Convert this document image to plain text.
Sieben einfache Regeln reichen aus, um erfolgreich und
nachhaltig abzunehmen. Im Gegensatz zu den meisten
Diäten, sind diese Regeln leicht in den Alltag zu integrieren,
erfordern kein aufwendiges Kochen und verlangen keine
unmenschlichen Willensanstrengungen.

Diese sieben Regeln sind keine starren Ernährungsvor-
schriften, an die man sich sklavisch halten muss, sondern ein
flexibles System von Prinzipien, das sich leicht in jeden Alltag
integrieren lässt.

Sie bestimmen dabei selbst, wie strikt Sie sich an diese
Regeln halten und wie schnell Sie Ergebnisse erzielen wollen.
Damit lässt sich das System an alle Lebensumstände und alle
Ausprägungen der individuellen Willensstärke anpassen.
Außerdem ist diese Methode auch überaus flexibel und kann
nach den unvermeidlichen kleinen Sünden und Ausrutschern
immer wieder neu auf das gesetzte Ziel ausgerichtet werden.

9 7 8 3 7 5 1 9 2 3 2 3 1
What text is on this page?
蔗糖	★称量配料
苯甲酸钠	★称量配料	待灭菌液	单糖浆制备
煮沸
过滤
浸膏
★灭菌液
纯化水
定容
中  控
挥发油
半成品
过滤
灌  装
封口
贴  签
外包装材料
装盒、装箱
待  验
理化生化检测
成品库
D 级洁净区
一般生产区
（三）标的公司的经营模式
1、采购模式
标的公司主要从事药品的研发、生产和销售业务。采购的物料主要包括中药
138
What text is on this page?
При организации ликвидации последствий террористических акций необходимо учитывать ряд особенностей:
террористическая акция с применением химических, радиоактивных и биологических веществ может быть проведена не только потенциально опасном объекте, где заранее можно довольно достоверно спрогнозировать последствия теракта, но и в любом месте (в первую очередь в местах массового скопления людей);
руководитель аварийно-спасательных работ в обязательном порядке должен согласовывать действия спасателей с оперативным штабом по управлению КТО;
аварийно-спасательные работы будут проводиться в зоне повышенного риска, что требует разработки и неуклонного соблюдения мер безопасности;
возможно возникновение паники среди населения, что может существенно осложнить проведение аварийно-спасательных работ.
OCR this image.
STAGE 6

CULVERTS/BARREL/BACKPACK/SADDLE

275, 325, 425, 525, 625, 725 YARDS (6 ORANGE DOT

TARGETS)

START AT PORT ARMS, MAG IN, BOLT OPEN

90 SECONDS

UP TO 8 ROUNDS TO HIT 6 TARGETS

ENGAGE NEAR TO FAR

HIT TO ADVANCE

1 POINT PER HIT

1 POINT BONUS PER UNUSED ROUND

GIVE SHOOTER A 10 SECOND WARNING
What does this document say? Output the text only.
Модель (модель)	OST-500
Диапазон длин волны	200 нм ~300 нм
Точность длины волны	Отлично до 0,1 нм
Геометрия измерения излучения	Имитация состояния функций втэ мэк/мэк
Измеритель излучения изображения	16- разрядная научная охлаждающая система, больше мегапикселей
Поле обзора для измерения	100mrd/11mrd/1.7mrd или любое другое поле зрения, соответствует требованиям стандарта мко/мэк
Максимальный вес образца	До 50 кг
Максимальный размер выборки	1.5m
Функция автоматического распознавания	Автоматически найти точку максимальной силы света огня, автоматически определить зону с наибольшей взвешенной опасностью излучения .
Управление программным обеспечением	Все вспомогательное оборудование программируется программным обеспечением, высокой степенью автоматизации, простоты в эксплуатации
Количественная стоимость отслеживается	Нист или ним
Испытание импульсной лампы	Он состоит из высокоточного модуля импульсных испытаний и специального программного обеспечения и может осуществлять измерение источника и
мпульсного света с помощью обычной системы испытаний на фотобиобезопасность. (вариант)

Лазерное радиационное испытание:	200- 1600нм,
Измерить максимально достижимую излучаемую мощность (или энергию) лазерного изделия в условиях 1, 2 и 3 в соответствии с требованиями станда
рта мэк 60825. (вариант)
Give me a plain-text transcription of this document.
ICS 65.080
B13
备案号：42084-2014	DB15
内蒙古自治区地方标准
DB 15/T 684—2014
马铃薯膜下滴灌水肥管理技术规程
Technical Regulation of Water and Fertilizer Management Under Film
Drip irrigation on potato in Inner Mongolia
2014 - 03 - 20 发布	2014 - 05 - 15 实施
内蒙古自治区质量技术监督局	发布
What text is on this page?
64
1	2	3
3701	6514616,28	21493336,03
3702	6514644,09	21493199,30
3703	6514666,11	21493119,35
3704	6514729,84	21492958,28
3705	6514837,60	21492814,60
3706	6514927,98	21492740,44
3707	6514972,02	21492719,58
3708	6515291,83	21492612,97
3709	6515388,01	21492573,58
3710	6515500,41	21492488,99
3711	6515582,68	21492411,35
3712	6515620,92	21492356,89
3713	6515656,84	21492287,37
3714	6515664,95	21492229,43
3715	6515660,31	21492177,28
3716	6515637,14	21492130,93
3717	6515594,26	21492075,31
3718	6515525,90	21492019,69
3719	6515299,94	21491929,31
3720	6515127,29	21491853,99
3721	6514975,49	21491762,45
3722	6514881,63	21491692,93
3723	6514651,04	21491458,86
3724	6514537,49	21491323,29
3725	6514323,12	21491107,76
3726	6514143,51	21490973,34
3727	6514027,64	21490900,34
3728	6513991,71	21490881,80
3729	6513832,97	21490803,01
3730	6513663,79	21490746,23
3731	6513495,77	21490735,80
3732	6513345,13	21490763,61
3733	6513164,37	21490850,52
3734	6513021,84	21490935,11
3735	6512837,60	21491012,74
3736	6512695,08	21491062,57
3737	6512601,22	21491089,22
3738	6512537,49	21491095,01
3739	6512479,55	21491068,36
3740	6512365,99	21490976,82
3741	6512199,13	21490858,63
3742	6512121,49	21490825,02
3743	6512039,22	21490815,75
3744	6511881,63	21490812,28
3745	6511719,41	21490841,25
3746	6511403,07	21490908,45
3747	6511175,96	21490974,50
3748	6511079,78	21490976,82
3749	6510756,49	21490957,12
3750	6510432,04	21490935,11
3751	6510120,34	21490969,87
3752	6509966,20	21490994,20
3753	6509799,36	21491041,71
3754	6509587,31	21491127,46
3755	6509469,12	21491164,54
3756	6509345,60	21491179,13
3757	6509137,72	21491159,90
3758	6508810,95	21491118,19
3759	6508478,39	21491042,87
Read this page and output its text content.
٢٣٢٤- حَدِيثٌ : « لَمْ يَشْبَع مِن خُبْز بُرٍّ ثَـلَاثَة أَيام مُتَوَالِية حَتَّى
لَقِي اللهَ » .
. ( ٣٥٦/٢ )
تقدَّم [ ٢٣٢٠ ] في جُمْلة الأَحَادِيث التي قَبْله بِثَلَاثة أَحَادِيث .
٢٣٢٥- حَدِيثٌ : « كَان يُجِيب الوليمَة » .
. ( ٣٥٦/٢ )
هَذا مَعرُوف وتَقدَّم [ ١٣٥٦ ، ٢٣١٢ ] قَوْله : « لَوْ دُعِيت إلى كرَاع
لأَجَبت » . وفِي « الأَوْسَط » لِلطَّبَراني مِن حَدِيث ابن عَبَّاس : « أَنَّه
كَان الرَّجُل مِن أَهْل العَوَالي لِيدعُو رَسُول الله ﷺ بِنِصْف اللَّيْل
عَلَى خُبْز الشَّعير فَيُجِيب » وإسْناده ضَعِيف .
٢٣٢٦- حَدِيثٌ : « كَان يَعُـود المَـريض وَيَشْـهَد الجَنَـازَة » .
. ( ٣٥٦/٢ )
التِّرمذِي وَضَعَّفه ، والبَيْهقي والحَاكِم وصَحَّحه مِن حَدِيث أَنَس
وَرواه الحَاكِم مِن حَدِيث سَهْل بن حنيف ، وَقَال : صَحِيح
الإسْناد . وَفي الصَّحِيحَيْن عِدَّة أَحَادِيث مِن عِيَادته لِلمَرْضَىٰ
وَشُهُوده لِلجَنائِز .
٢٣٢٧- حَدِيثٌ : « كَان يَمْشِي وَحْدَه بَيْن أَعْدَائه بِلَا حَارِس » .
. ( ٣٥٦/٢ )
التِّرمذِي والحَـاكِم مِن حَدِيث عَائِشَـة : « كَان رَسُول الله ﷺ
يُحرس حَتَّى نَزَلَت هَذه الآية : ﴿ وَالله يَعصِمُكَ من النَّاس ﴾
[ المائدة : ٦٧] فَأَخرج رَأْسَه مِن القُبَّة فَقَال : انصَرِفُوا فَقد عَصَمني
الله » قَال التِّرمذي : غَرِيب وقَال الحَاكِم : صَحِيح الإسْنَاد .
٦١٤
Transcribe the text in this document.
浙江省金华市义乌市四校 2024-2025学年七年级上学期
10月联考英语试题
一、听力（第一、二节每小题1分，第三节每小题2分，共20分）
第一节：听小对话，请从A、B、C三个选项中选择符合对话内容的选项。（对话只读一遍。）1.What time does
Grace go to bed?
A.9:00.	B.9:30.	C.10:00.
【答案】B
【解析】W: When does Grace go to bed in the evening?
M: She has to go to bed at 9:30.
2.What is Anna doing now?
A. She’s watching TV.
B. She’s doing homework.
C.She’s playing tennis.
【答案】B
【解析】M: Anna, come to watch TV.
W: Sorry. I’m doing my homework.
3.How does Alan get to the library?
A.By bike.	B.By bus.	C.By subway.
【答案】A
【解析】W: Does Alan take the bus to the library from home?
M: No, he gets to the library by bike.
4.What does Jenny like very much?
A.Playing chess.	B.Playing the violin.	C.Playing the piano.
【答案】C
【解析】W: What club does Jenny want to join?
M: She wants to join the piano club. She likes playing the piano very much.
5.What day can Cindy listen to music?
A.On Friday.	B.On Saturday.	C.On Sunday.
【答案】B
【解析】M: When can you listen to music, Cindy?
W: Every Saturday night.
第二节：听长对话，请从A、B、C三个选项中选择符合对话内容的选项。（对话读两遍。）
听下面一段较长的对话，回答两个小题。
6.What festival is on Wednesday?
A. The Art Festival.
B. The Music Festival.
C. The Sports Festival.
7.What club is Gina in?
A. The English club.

◆ AIM OF THE EXERCISE
Say how many lines hold the word "integrieren", giving the number and nothing else.

◆ REPLY TO THE EXERCISE
2